Items listed in a dataset
_ _ _

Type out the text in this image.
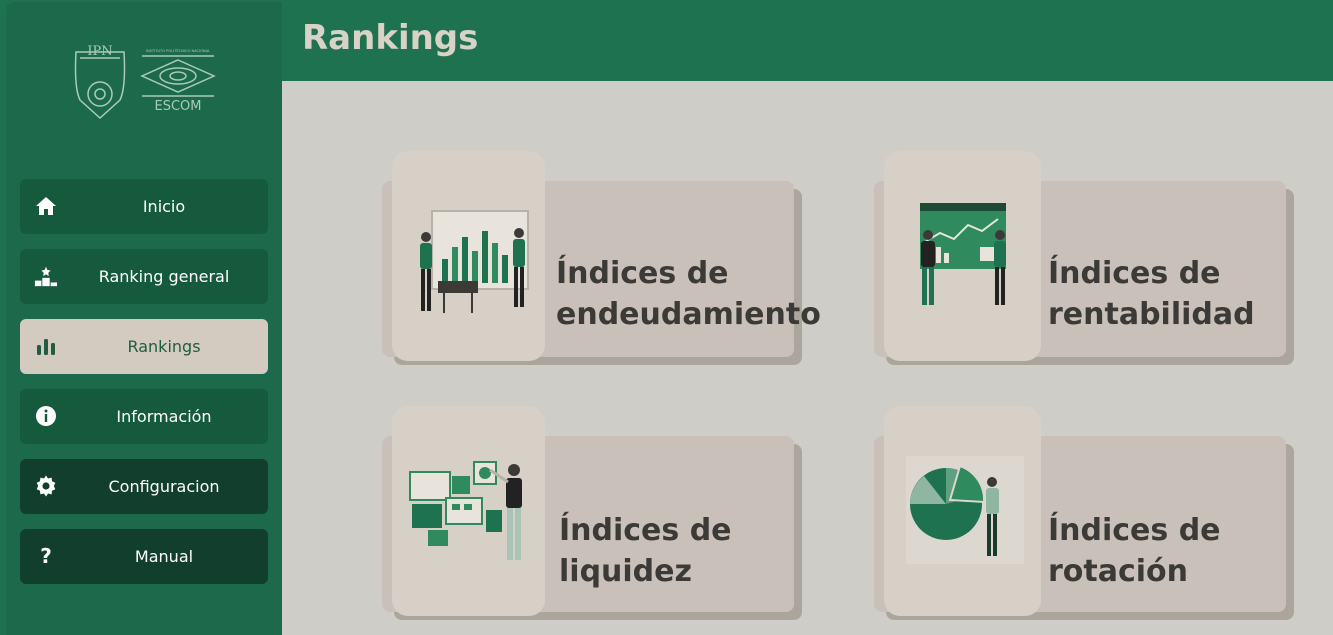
IPN	INSTITUTO POLITÉCNICO NACIONAL
ESCOM
Inicio
Ranking general
Rankings
Información
Configuracion
?	Manual
Rankings
Índices de
endeudamiento
Índices de
rentabilidad
Índices de
liquidez
Índices de
rotación
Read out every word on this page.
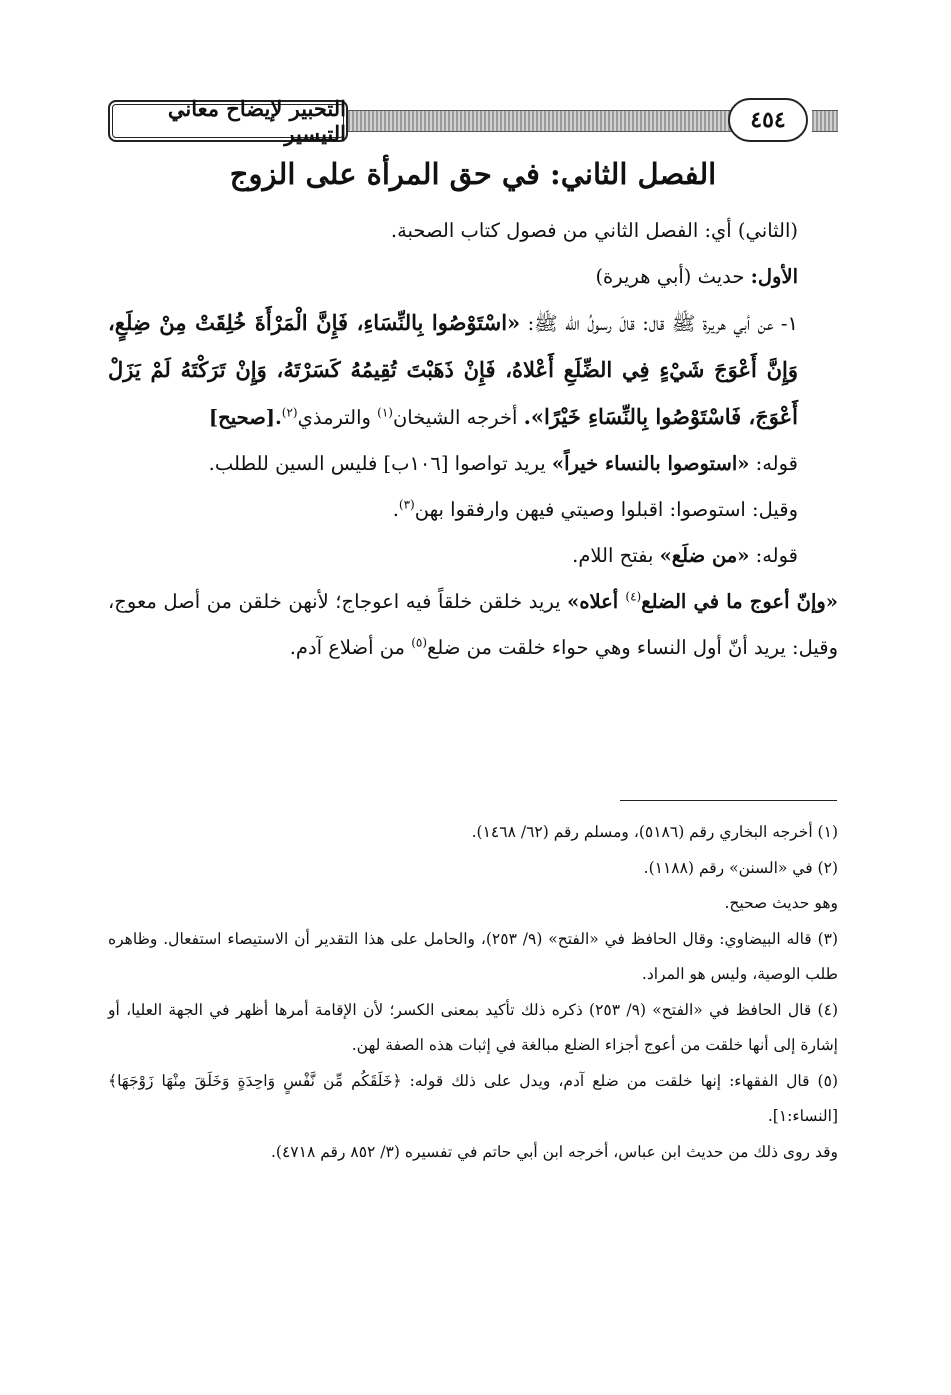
التحبير لإيضاح معاني التيسير
٤٥٤
الفصل الثاني: في حق المرأة على الزوج

(الثاني) أي: الفصل الثاني من فصول كتاب الصحبة.

الأول: حديث (أبي هريرة)

١- عن أبي هريرة ﷺ قال: قالَ رسولُ الله ﷺ: «اسْتَوْصُوا بِالنِّسَاءِ، فَإِنَّ الْمَرْأَةَ خُلِقَتْ مِنْ ضِلَعٍ، وَإِنَّ أَعْوَجَ شَيْءٍ فِي الضِّلَعِ أَعْلاهُ، فَإِنْ ذَهَبْتَ تُقِيمُهُ كَسَرْتَهُ، وَإِنْ تَرَكْتَهُ لَمْ يَزَلْ أَعْوَجَ، فَاسْتَوْصُوا بِالنِّسَاءِ خَيْرًا». أخرجه الشيخان$^{(١)}$ والترمذي$^{(٢)}$.[صحيح]

قوله: «استوصوا بالنساء خيراً» يريد تواصوا [١٠٦ب] فليس السين للطلب.

وقيل: استوصوا: اقبلوا وصيتي فيهن وارفقوا بهن$^{(٣)}$.

قوله: «من ضلَع» بفتح اللام.

«وإنّ أعوج ما في الضلع$^{(٤)}$ أعلاه» يريد خلقن خلقاً فيه اعوجاج؛ لأنهن خلقن من أصل معوج، وقيل: يريد أنّ أول النساء وهي حواء خلقت من ضلع$^{(٥)}$ من أضلاع آدم.

(١) أخرجه البخاري رقم (٥١٨٦)، ومسلم رقم (٦٢/ ١٤٦٨).

(٢) في «السنن» رقم (١١٨٨).

وهو حديث صحيح.

(٣) قاله البيضاوي: وقال الحافظ في «الفتح» (٩/ ٢٥٣)، والحامل على هذا التقدير أن الاستيصاء استفعال. وظاهره طلب الوصية، وليس هو المراد.

(٤) قال الحافظ في «الفتح» (٩/ ٢٥٣) ذكره ذلك تأكيد بمعنى الكسر؛ لأن الإقامة أمرها أظهر في الجهة العليا، أو إشارة إلى أنها خلقت من أعوج أجزاء الضلع مبالغة في إثبات هذه الصفة لهن.

(٥) قال الفقهاء: إنها خلقت من ضلع آدم، ويدل على ذلك قوله: ﴿خَلَقَكُم مِّن نَّفْسٍ وَاحِدَةٍ وَخَلَقَ مِنْهَا زَوْجَهَا﴾[النساء:١].

وقد روى ذلك من حديث ابن عباس، أخرجه ابن أبي حاتم في تفسيره (٣/ ٨٥٢ رقم ٤٧١٨).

_ _ _

- [THE PROBLEM]:
Using the records above, retype everything exactly except the pictures.

- [TASK RESPONSE]:
Type out the text in this image.
IPN	INSTITUTO POLITÉCNICO NACIONAL
ESCOM
Inicio
Ranking general
Rankings
Información
Configuracion
?	Manual
Rankings
Índices de
endeudamiento
Índices de
rentabilidad
Índices de
liquidez
Índices de
rotación
Read out every word on this page.
التحبير لإيضاح معاني التيسير
٤٥٤
الفصل الثاني: في حق المرأة على الزوج

(الثاني) أي: الفصل الثاني من فصول كتاب الصحبة.

الأول: حديث (أبي هريرة)

١- عن أبي هريرة ﷺ قال: قالَ رسولُ الله ﷺ: «اسْتَوْصُوا بِالنِّسَاءِ، فَإِنَّ الْمَرْأَةَ خُلِقَتْ مِنْ ضِلَعٍ، وَإِنَّ أَعْوَجَ شَيْءٍ فِي الضِّلَعِ أَعْلاهُ، فَإِنْ ذَهَبْتَ تُقِيمُهُ كَسَرْتَهُ، وَإِنْ تَرَكْتَهُ لَمْ يَزَلْ أَعْوَجَ، فَاسْتَوْصُوا بِالنِّسَاءِ خَيْرًا». أخرجه الشيخان$^{(١)}$ والترمذي$^{(٢)}$.[صحيح]

قوله: «استوصوا بالنساء خيراً» يريد تواصوا [١٠٦ب] فليس السين للطلب.

وقيل: استوصوا: اقبلوا وصيتي فيهن وارفقوا بهن$^{(٣)}$.

قوله: «من ضلَع» بفتح اللام.

«وإنّ أعوج ما في الضلع$^{(٤)}$ أعلاه» يريد خلقن خلقاً فيه اعوجاج؛ لأنهن خلقن من أصل معوج، وقيل: يريد أنّ أول النساء وهي حواء خلقت من ضلع$^{(٥)}$ من أضلاع آدم.

(١) أخرجه البخاري رقم (٥١٨٦)، ومسلم رقم (٦٢/ ١٤٦٨).

(٢) في «السنن» رقم (١١٨٨).

وهو حديث صحيح.

(٣) قاله البيضاوي: وقال الحافظ في «الفتح» (٩/ ٢٥٣)، والحامل على هذا التقدير أن الاستيصاء استفعال. وظاهره طلب الوصية، وليس هو المراد.

(٤) قال الحافظ في «الفتح» (٩/ ٢٥٣) ذكره ذلك تأكيد بمعنى الكسر؛ لأن الإقامة أمرها أظهر في الجهة العليا، أو إشارة إلى أنها خلقت من أعوج أجزاء الضلع مبالغة في إثبات هذه الصفة لهن.

(٥) قال الفقهاء: إنها خلقت من ضلع آدم، ويدل على ذلك قوله: ﴿خَلَقَكُم مِّن نَّفْسٍ وَاحِدَةٍ وَخَلَقَ مِنْهَا زَوْجَهَا﴾[النساء:١].

وقد روى ذلك من حديث ابن عباس، أخرجه ابن أبي حاتم في تفسيره (٣/ ٨٥٢ رقم ٤٧١٨).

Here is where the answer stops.